_EXCERPTED DATA_:
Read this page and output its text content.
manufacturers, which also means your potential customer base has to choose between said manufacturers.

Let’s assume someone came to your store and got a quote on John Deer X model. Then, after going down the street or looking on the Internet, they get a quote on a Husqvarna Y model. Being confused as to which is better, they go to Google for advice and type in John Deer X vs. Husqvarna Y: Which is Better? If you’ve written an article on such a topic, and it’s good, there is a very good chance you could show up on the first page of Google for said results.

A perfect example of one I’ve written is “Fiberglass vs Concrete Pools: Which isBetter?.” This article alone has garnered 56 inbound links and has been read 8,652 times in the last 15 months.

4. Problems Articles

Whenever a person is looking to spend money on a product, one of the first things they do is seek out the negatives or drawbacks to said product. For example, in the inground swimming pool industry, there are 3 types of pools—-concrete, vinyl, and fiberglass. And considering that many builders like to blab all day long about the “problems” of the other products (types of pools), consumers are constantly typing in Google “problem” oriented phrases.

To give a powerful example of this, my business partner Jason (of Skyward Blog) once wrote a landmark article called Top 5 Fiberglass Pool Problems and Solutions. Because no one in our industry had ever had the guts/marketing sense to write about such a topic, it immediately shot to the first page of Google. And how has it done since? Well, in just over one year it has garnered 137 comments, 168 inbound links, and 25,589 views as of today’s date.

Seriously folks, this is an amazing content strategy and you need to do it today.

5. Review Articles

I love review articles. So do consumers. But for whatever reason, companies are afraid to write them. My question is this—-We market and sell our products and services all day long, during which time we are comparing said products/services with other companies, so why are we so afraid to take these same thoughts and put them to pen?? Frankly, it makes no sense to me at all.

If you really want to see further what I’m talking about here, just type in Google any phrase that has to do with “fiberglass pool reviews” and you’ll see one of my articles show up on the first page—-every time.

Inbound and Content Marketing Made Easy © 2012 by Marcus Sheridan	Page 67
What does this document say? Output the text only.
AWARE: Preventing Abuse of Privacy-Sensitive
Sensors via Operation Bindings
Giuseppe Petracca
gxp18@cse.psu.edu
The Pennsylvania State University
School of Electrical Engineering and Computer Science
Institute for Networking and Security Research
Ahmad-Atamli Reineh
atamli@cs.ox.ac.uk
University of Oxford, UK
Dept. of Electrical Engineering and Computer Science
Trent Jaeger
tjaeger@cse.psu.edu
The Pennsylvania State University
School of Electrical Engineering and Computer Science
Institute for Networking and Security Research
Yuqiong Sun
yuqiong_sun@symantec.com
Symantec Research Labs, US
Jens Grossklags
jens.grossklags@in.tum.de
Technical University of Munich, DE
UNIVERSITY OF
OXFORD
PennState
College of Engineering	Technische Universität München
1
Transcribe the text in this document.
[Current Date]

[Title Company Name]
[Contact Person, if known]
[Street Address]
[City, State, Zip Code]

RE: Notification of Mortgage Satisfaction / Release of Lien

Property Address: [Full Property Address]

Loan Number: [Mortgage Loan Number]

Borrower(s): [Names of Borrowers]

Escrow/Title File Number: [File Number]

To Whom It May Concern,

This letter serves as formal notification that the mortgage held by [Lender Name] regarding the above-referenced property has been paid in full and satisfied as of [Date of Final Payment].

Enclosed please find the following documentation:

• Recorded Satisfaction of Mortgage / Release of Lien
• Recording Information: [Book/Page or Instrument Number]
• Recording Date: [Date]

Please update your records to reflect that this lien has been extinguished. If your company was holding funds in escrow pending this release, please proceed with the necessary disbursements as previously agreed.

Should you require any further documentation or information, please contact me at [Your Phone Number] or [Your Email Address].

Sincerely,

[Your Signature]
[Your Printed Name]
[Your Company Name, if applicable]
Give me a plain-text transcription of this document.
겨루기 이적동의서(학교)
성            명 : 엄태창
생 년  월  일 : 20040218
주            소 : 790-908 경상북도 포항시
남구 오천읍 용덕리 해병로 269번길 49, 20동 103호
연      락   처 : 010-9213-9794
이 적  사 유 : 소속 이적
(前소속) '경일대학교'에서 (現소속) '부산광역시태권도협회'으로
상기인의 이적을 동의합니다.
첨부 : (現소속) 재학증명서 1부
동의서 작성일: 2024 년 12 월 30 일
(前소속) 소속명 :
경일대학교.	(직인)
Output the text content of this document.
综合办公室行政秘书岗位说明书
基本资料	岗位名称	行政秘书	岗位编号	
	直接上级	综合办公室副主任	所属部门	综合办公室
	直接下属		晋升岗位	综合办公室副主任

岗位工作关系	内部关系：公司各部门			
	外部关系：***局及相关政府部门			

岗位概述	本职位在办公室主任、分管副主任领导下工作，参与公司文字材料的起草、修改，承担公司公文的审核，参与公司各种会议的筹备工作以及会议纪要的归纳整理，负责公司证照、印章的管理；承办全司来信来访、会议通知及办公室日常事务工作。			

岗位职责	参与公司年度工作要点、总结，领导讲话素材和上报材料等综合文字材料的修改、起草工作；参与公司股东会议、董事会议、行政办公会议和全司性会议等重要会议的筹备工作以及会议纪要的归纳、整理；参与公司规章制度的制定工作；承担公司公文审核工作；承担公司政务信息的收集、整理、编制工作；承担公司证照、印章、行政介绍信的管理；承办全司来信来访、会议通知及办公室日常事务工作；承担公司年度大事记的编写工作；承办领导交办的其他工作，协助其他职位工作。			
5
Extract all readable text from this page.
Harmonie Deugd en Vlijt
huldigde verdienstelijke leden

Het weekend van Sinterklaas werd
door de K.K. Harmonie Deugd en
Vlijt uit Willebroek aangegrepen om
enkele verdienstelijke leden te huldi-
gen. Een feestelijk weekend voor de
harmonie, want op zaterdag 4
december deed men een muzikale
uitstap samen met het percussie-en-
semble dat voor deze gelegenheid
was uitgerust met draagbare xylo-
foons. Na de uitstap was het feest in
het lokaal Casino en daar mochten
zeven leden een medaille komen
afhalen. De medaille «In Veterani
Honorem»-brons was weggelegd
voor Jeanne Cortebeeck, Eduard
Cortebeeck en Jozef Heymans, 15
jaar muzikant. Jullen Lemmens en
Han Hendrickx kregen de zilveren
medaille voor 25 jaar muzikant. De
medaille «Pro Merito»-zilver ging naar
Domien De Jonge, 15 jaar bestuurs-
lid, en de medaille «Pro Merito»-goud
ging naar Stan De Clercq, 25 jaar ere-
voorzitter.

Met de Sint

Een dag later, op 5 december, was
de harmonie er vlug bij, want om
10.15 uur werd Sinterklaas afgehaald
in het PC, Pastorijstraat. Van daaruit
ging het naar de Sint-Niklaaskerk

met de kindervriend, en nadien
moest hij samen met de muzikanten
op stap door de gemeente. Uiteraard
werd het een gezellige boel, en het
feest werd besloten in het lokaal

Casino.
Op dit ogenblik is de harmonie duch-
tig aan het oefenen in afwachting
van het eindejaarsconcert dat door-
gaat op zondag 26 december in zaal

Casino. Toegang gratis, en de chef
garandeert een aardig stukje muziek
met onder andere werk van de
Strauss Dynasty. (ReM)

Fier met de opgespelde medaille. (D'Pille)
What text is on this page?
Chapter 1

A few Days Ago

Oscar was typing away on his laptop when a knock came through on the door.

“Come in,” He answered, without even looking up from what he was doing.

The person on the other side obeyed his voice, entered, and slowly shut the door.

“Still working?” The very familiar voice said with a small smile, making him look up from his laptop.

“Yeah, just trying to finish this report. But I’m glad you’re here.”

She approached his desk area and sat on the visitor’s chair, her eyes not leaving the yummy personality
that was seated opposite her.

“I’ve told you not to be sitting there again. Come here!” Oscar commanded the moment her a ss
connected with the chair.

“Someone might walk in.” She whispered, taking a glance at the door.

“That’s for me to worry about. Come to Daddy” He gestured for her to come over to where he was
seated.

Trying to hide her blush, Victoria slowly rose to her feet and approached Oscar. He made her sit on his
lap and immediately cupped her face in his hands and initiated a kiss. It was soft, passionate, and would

_YOUR TASK_: Begin with the line containing "What text is on this page?" and repeat each line exactly until the records above end.

_SOLUTION FOR THIS EXERCISE_:
What text is on this page?
Chapter 1

A few Days Ago

Oscar was typing away on his laptop when a knock came through on the door.

“Come in,” He answered, without even looking up from what he was doing.

The person on the other side obeyed his voice, entered, and slowly shut the door.

“Still working?” The very familiar voice said with a small smile, making him look up from his laptop.

“Yeah, just trying to finish this report. But I’m glad you’re here.”

She approached his desk area and sat on the visitor’s chair, her eyes not leaving the yummy personality
that was seated opposite her.

“I’ve told you not to be sitting there again. Come here!” Oscar commanded the moment her a ss
connected with the chair.

“Someone might walk in.” She whispered, taking a glance at the door.

“That’s for me to worry about. Come to Daddy” He gestured for her to come over to where he was
seated.

Trying to hide her blush, Victoria slowly rose to her feet and approached Oscar. He made her sit on his
lap and immediately cupped her face in his hands and initiated a kiss. It was soft, passionate, and would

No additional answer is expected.